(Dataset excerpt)
────
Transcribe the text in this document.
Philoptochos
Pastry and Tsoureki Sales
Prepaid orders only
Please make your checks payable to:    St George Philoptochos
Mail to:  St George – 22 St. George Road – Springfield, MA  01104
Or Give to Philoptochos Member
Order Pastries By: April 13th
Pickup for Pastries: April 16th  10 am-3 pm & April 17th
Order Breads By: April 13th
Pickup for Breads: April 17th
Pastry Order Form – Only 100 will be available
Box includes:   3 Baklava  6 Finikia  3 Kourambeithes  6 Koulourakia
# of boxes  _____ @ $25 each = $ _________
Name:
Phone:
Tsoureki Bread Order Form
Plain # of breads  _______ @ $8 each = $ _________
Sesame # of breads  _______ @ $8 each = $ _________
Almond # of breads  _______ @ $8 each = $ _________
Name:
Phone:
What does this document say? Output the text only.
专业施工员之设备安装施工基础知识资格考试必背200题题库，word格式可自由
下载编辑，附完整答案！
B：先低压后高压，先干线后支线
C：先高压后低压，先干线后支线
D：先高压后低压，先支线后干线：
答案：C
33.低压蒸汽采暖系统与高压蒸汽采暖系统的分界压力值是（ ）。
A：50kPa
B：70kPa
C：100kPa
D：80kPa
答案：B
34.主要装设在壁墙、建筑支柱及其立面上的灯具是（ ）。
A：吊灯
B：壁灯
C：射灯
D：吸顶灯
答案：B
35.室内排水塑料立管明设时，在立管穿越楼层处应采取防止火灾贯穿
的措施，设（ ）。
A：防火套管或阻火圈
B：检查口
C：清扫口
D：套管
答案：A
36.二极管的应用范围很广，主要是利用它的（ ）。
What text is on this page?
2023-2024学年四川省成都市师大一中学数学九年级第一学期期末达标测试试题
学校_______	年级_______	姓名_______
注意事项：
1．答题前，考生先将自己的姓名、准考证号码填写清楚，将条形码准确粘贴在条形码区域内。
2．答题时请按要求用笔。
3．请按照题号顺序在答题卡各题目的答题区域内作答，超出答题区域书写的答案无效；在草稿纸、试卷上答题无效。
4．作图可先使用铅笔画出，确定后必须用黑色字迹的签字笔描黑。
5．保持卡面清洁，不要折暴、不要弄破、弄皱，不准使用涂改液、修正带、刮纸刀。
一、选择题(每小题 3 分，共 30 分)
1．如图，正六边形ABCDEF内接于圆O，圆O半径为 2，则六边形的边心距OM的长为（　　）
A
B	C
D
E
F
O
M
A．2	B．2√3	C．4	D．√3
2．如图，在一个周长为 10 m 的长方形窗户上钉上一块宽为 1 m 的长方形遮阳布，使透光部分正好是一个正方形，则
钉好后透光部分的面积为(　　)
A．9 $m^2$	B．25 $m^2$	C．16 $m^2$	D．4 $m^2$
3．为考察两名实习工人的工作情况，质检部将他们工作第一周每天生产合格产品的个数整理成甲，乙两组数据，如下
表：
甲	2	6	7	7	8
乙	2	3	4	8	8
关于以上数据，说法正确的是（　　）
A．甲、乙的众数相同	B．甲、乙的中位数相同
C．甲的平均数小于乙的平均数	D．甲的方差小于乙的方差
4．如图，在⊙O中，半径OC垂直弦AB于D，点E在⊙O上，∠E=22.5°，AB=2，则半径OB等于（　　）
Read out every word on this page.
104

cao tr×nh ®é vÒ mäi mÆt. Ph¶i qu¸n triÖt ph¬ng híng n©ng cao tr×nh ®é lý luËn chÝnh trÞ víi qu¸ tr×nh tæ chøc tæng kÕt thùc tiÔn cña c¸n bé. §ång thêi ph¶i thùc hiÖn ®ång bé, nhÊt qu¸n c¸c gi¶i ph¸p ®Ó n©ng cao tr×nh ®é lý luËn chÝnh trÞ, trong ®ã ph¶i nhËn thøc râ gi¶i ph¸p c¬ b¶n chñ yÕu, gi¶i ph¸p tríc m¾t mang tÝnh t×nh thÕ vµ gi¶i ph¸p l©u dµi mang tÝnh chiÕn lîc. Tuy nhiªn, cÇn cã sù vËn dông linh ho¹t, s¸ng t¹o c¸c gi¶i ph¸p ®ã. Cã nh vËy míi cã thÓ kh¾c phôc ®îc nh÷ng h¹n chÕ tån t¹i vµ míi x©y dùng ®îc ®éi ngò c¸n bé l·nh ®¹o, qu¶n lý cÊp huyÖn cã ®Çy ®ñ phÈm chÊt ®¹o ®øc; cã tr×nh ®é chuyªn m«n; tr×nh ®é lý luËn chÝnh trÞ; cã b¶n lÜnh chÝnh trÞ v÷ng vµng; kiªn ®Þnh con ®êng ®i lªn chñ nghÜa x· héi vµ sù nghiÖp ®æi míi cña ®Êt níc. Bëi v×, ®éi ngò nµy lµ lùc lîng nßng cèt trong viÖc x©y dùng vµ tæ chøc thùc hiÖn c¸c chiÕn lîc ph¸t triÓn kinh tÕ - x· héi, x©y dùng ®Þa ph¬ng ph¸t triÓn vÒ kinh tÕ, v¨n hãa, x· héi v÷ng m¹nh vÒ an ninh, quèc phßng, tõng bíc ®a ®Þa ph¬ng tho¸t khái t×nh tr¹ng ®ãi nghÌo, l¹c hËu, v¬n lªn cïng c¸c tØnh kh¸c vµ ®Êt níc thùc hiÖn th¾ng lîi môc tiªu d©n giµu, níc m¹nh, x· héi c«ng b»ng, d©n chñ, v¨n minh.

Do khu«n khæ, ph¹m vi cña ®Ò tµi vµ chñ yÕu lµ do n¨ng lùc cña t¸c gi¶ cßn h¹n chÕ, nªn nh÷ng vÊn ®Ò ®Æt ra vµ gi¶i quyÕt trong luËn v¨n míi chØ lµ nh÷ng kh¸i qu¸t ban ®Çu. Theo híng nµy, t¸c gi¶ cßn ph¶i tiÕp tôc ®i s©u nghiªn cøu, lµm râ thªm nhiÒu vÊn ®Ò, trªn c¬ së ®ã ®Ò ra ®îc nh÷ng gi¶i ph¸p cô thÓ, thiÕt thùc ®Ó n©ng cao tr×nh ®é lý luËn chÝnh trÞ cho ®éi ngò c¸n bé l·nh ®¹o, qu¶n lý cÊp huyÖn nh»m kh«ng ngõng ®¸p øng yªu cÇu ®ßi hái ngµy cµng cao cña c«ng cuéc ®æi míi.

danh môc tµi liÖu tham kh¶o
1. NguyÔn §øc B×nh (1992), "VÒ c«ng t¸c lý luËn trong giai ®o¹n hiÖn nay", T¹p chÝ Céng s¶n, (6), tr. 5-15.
────
* TASK STATEMENT:
Copy out each line exactly as written.

* RESULT OF THE TASK:
Transcribe the text in this document.
Philoptochos
Pastry and Tsoureki Sales
Prepaid orders only
Please make your checks payable to:    St George Philoptochos
Mail to:  St George – 22 St. George Road – Springfield, MA  01104
Or Give to Philoptochos Member
Order Pastries By: April 13th
Pickup for Pastries: April 16th  10 am-3 pm & April 17th
Order Breads By: April 13th
Pickup for Breads: April 17th
Pastry Order Form – Only 100 will be available
Box includes:   3 Baklava  6 Finikia  3 Kourambeithes  6 Koulourakia
# of boxes  _____ @ $25 each = $ _________
Name:
Phone:
Tsoureki Bread Order Form
Plain # of breads  _______ @ $8 each = $ _________
Sesame # of breads  _______ @ $8 each = $ _________
Almond # of breads  _______ @ $8 each = $ _________
Name:
Phone:
What does this document say? Output the text only.
专业施工员之设备安装施工基础知识资格考试必背200题题库，word格式可自由
下载编辑，附完整答案！
B：先低压后高压，先干线后支线
C：先高压后低压，先干线后支线
D：先高压后低压，先支线后干线：
答案：C
33.低压蒸汽采暖系统与高压蒸汽采暖系统的分界压力值是（ ）。
A：50kPa
B：70kPa
C：100kPa
D：80kPa
答案：B
34.主要装设在壁墙、建筑支柱及其立面上的灯具是（ ）。
A：吊灯
B：壁灯
C：射灯
D：吸顶灯
答案：B
35.室内排水塑料立管明设时，在立管穿越楼层处应采取防止火灾贯穿
的措施，设（ ）。
A：防火套管或阻火圈
B：检查口
C：清扫口
D：套管
答案：A
36.二极管的应用范围很广，主要是利用它的（ ）。
What text is on this page?
2023-2024学年四川省成都市师大一中学数学九年级第一学期期末达标测试试题
学校_______	年级_______	姓名_______
注意事项：
1．答题前，考生先将自己的姓名、准考证号码填写清楚，将条形码准确粘贴在条形码区域内。
2．答题时请按要求用笔。
3．请按照题号顺序在答题卡各题目的答题区域内作答，超出答题区域书写的答案无效；在草稿纸、试卷上答题无效。
4．作图可先使用铅笔画出，确定后必须用黑色字迹的签字笔描黑。
5．保持卡面清洁，不要折暴、不要弄破、弄皱，不准使用涂改液、修正带、刮纸刀。
一、选择题(每小题 3 分，共 30 分)
1．如图，正六边形ABCDEF内接于圆O，圆O半径为 2，则六边形的边心距OM的长为（　　）
A
B	C
D
E
F
O
M
A．2	B．2√3	C．4	D．√3
2．如图，在一个周长为 10 m 的长方形窗户上钉上一块宽为 1 m 的长方形遮阳布，使透光部分正好是一个正方形，则
钉好后透光部分的面积为(　　)
A．9 $m^2$	B．25 $m^2$	C．16 $m^2$	D．4 $m^2$
3．为考察两名实习工人的工作情况，质检部将他们工作第一周每天生产合格产品的个数整理成甲，乙两组数据，如下
表：
甲	2	6	7	7	8
乙	2	3	4	8	8
关于以上数据，说法正确的是（　　）
A．甲、乙的众数相同	B．甲、乙的中位数相同
C．甲的平均数小于乙的平均数	D．甲的方差小于乙的方差
4．如图，在⊙O中，半径OC垂直弦AB于D，点E在⊙O上，∠E=22.5°，AB=2，则半径OB等于（　　）
Read out every word on this page.
104

cao tr×nh ®é vÒ mäi mÆt. Ph¶i qu¸n triÖt ph¬ng híng n©ng cao tr×nh ®é lý luËn chÝnh trÞ víi qu¸ tr×nh tæ chøc tæng kÕt thùc tiÔn cña c¸n bé. §ång thêi ph¶i thùc hiÖn ®ång bé, nhÊt qu¸n c¸c gi¶i ph¸p ®Ó n©ng cao tr×nh ®é lý luËn chÝnh trÞ, trong ®ã ph¶i nhËn thøc râ gi¶i ph¸p c¬ b¶n chñ yÕu, gi¶i ph¸p tríc m¾t mang tÝnh t×nh thÕ vµ gi¶i ph¸p l©u dµi mang tÝnh chiÕn lîc. Tuy nhiªn, cÇn cã sù vËn dông linh ho¹t, s¸ng t¹o c¸c gi¶i ph¸p ®ã. Cã nh vËy míi cã thÓ kh¾c phôc ®îc nh÷ng h¹n chÕ tån t¹i vµ míi x©y dùng ®îc ®éi ngò c¸n bé l·nh ®¹o, qu¶n lý cÊp huyÖn cã ®Çy ®ñ phÈm chÊt ®¹o ®øc; cã tr×nh ®é chuyªn m«n; tr×nh ®é lý luËn chÝnh trÞ; cã b¶n lÜnh chÝnh trÞ v÷ng vµng; kiªn ®Þnh con ®êng ®i lªn chñ nghÜa x· héi vµ sù nghiÖp ®æi míi cña ®Êt níc. Bëi v×, ®éi ngò nµy lµ lùc lîng nßng cèt trong viÖc x©y dùng vµ tæ chøc thùc hiÖn c¸c chiÕn lîc ph¸t triÓn kinh tÕ - x· héi, x©y dùng ®Þa ph¬ng ph¸t triÓn vÒ kinh tÕ, v¨n hãa, x· héi v÷ng m¹nh vÒ an ninh, quèc phßng, tõng bíc ®a ®Þa ph¬ng tho¸t khái t×nh tr¹ng ®ãi nghÌo, l¹c hËu, v¬n lªn cïng c¸c tØnh kh¸c vµ ®Êt níc thùc hiÖn th¾ng lîi môc tiªu d©n giµu, níc m¹nh, x· héi c«ng b»ng, d©n chñ, v¨n minh.

Do khu«n khæ, ph¹m vi cña ®Ò tµi vµ chñ yÕu lµ do n¨ng lùc cña t¸c gi¶ cßn h¹n chÕ, nªn nh÷ng vÊn ®Ò ®Æt ra vµ gi¶i quyÕt trong luËn v¨n míi chØ lµ nh÷ng kh¸i qu¸t ban ®Çu. Theo híng nµy, t¸c gi¶ cßn ph¶i tiÕp tôc ®i s©u nghiªn cøu, lµm râ thªm nhiÒu vÊn ®Ò, trªn c¬ së ®ã ®Ò ra ®îc nh÷ng gi¶i ph¸p cô thÓ, thiÕt thùc ®Ó n©ng cao tr×nh ®é lý luËn chÝnh trÞ cho ®éi ngò c¸n bé l·nh ®¹o, qu¶n lý cÊp huyÖn nh»m kh«ng ngõng ®¸p øng yªu cÇu ®ßi hái ngµy cµng cao cña c«ng cuéc ®æi míi.

danh môc tµi liÖu tham kh¶o
1. NguyÔn §øc B×nh (1992), "VÒ c«ng t¸c lý luËn trong giai ®o¹n hiÖn nay", T¹p chÝ Céng s¶n, (6), tr. 5-15.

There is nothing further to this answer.